- Task to carry out:
Using the listing below, select the lines with the word "this" and copy them.
####
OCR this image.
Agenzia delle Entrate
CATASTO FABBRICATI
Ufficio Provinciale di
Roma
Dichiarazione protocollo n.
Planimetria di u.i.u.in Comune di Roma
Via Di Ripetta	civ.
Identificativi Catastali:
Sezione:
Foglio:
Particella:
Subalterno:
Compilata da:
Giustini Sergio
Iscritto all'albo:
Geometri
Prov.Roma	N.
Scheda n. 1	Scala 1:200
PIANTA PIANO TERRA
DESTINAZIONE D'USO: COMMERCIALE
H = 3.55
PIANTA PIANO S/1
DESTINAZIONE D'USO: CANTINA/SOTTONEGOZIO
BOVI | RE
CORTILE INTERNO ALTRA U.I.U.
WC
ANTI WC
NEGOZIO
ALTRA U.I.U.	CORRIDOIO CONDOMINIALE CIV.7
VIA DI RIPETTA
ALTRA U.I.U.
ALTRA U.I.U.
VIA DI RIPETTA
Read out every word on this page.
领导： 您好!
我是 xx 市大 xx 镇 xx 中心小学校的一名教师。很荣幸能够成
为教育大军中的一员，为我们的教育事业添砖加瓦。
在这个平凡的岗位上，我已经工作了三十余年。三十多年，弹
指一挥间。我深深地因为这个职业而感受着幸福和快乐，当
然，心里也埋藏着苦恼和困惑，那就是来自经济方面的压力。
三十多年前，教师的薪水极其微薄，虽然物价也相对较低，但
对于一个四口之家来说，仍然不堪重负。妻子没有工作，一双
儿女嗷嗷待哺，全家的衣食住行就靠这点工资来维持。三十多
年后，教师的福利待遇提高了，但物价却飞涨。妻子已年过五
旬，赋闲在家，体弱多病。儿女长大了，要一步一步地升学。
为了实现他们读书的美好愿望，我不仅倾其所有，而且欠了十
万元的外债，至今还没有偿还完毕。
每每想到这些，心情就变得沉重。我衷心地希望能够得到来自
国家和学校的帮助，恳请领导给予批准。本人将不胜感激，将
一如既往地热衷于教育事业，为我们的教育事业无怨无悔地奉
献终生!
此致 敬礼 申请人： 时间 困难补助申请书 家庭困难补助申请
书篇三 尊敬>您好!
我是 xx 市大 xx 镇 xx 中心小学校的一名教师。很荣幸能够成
####
- Response to the exercise:
OCR this image.
Read out every word on this page.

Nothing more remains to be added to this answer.